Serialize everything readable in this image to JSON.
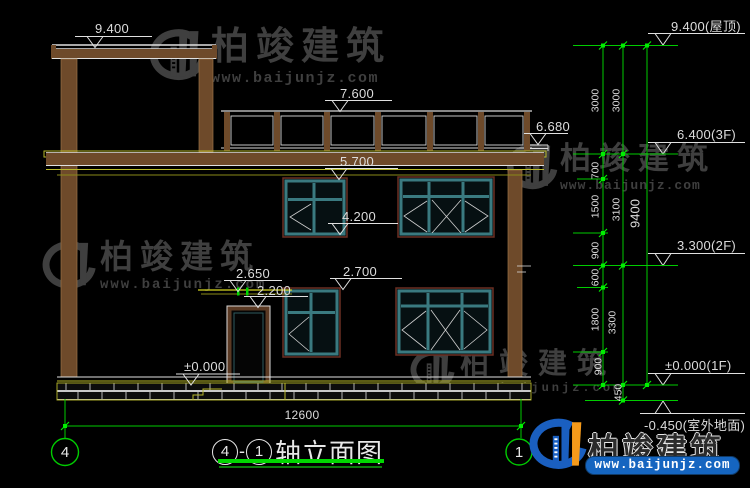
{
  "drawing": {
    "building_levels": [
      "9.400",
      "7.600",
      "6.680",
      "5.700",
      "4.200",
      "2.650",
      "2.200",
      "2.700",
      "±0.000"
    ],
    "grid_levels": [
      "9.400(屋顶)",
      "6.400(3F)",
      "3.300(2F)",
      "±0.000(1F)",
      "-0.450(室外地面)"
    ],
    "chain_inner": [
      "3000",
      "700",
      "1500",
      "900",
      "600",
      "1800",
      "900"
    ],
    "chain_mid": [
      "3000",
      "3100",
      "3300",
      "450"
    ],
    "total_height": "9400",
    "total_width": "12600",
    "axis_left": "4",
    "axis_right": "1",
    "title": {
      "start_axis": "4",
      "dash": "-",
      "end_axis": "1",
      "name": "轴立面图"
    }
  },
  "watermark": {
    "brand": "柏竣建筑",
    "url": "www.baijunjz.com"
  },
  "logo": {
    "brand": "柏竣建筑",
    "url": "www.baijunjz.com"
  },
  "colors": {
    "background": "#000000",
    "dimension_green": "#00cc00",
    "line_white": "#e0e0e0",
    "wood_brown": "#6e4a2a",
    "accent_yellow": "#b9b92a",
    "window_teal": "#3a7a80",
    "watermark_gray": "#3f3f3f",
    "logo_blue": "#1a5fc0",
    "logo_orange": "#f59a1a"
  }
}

◆ What you have to do:
Each record above is to be restated exactly, with its pictures removed from the copy.

◆ The answer:
Serialize everything readable in this image to JSON.
{
  "drawing": {
    "building_levels": [
      "9.400",
      "7.600",
      "6.680",
      "5.700",
      "4.200",
      "2.650",
      "2.200",
      "2.700",
      "±0.000"
    ],
    "grid_levels": [
      "9.400(屋顶)",
      "6.400(3F)",
      "3.300(2F)",
      "±0.000(1F)",
      "-0.450(室外地面)"
    ],
    "chain_inner": [
      "3000",
      "700",
      "1500",
      "900",
      "600",
      "1800",
      "900"
    ],
    "chain_mid": [
      "3000",
      "3100",
      "3300",
      "450"
    ],
    "total_height": "9400",
    "total_width": "12600",
    "axis_left": "4",
    "axis_right": "1",
    "title": {
      "start_axis": "4",
      "dash": "-",
      "end_axis": "1",
      "name": "轴立面图"
    }
  },
  "watermark": {
    "brand": "柏竣建筑",
    "url": "www.baijunjz.com"
  },
  "logo": {
    "brand": "柏竣建筑",
    "url": "www.baijunjz.com"
  },
  "colors": {
    "background": "#000000",
    "dimension_green": "#00cc00",
    "line_white": "#e0e0e0",
    "wood_brown": "#6e4a2a",
    "accent_yellow": "#b9b92a",
    "window_teal": "#3a7a80",
    "watermark_gray": "#3f3f3f",
    "logo_blue": "#1a5fc0",
    "logo_orange": "#f59a1a"
  }
}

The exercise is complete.